Excerpted records >>
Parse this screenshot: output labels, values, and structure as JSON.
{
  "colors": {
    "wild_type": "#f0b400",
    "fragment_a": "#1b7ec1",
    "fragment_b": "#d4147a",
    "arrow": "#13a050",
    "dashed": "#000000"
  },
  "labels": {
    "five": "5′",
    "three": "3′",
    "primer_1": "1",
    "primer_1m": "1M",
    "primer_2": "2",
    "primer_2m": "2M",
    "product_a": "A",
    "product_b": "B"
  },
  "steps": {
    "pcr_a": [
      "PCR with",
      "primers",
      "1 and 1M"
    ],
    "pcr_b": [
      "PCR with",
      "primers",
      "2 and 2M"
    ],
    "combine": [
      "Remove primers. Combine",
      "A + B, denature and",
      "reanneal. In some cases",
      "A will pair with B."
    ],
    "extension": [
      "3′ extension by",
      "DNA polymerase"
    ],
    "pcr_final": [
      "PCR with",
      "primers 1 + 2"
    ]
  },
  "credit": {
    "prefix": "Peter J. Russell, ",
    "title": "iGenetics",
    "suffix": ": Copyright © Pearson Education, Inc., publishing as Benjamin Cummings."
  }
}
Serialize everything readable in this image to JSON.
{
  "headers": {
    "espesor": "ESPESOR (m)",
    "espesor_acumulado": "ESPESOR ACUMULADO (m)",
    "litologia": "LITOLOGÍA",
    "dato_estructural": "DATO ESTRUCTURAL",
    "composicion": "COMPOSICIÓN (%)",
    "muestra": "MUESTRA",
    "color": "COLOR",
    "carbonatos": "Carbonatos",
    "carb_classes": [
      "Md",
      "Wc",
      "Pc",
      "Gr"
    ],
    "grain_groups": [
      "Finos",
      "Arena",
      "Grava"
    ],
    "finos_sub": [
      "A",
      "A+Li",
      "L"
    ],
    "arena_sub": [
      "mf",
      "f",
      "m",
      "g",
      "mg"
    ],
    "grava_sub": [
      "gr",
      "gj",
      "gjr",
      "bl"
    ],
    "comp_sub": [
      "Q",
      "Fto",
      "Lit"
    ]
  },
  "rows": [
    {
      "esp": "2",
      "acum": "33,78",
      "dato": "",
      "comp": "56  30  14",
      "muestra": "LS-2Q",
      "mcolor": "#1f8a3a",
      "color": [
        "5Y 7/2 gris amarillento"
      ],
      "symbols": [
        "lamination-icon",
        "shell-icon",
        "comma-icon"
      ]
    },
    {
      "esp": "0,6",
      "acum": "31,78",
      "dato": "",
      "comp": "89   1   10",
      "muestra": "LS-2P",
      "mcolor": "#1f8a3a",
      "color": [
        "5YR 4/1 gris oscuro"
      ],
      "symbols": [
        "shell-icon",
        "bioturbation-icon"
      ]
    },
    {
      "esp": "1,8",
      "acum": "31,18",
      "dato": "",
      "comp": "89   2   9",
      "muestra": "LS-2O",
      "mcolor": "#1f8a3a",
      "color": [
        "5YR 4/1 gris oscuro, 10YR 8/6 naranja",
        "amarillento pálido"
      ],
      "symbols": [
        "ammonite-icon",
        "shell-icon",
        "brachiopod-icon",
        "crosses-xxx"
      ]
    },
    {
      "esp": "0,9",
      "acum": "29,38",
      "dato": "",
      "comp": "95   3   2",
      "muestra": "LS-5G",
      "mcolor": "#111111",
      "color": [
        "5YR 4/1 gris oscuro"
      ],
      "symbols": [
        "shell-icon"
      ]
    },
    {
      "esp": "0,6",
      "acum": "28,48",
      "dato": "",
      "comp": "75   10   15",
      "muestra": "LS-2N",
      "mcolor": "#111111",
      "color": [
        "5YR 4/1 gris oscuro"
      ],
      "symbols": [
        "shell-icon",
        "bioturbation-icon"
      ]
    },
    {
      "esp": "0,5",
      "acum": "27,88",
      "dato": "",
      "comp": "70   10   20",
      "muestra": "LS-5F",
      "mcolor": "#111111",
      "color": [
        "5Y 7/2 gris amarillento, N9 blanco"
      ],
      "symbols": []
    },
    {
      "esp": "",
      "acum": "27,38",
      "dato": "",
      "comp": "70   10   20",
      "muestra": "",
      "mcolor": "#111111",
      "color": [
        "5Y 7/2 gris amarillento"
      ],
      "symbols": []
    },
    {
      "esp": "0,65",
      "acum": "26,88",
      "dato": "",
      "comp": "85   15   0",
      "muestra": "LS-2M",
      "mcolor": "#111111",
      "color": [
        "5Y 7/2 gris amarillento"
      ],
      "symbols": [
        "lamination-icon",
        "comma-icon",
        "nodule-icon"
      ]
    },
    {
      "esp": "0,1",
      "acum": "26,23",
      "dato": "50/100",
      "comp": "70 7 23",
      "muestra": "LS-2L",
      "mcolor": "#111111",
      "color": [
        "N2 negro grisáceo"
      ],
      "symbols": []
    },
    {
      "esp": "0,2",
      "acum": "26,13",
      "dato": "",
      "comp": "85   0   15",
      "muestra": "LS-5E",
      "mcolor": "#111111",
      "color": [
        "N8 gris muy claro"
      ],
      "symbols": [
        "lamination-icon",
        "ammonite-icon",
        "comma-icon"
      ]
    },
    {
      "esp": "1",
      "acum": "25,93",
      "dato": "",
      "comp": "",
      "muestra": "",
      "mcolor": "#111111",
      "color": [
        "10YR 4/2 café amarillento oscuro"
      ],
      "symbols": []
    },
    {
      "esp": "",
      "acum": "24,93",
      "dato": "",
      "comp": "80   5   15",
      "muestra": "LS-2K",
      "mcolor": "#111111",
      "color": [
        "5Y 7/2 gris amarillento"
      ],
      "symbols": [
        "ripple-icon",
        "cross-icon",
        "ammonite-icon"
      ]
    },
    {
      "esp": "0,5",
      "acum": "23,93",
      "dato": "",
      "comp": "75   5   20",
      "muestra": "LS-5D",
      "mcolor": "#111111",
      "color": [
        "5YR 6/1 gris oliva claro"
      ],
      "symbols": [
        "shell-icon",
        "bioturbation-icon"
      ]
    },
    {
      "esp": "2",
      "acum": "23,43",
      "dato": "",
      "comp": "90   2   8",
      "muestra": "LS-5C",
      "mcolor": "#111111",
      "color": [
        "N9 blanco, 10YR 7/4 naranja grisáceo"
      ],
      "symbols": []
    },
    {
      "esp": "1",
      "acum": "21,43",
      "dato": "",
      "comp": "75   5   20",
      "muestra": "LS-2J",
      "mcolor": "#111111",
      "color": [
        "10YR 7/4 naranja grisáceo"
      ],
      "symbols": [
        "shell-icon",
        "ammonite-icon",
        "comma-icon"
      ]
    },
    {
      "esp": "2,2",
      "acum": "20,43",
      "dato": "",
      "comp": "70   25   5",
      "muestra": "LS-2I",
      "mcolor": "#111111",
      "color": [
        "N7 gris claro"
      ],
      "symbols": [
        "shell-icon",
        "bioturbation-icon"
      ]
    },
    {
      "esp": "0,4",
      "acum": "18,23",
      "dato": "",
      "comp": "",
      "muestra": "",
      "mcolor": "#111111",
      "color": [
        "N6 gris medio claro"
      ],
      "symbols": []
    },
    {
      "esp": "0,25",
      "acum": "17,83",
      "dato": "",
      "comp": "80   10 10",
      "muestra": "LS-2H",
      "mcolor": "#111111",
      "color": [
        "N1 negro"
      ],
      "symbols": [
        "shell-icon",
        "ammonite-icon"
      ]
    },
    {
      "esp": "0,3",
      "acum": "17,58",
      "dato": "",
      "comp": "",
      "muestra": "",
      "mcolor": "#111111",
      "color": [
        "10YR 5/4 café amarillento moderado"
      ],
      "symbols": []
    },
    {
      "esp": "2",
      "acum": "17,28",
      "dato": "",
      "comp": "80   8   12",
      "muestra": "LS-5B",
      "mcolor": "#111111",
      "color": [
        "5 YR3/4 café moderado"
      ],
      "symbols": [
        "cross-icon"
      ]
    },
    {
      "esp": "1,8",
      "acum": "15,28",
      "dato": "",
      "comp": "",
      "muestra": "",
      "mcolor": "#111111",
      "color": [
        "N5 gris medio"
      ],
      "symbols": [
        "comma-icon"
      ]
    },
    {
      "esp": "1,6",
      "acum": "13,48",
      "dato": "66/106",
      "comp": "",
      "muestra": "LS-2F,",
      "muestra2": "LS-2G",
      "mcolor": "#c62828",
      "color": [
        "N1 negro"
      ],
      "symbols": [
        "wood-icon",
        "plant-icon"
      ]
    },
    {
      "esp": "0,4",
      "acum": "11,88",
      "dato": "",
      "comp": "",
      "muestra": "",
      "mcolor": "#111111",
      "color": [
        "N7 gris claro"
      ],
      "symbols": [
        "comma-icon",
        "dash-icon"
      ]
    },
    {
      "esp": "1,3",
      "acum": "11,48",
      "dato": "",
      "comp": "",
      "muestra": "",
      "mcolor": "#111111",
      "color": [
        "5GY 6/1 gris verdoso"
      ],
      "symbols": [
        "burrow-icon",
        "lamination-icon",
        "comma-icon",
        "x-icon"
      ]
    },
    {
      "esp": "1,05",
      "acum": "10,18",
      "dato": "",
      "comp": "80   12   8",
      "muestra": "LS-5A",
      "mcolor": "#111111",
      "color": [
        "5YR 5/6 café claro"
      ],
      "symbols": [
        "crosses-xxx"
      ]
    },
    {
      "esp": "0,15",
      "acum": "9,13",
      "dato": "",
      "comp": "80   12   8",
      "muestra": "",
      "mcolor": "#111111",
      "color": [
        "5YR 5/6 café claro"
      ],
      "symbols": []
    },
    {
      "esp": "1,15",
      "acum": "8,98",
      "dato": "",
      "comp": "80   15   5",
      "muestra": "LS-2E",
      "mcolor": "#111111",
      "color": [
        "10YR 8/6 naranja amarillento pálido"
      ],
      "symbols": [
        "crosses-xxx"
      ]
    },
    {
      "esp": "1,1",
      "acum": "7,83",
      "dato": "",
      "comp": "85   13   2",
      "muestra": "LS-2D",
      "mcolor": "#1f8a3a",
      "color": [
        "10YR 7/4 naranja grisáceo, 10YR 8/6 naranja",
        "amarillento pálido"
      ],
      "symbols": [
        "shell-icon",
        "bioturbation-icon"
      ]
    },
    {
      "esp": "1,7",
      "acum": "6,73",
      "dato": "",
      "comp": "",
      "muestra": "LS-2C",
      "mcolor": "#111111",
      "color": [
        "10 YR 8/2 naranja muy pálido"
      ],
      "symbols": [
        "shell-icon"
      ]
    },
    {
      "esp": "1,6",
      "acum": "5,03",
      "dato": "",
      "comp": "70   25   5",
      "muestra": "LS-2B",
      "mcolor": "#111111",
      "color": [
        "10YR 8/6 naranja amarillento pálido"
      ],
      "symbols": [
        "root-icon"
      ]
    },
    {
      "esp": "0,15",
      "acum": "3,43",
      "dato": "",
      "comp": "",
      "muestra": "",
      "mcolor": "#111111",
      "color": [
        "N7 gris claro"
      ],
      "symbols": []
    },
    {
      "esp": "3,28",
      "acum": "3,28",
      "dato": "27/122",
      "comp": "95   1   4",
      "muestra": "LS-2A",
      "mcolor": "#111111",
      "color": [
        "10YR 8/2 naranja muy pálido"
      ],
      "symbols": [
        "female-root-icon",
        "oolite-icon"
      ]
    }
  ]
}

Aim >> Filter the records for lines holding the string "this". Copy each one.

Correct response >>
Parse this screenshot: output labels, values, and structure as JSON.
Serialize everything readable in this image to JSON.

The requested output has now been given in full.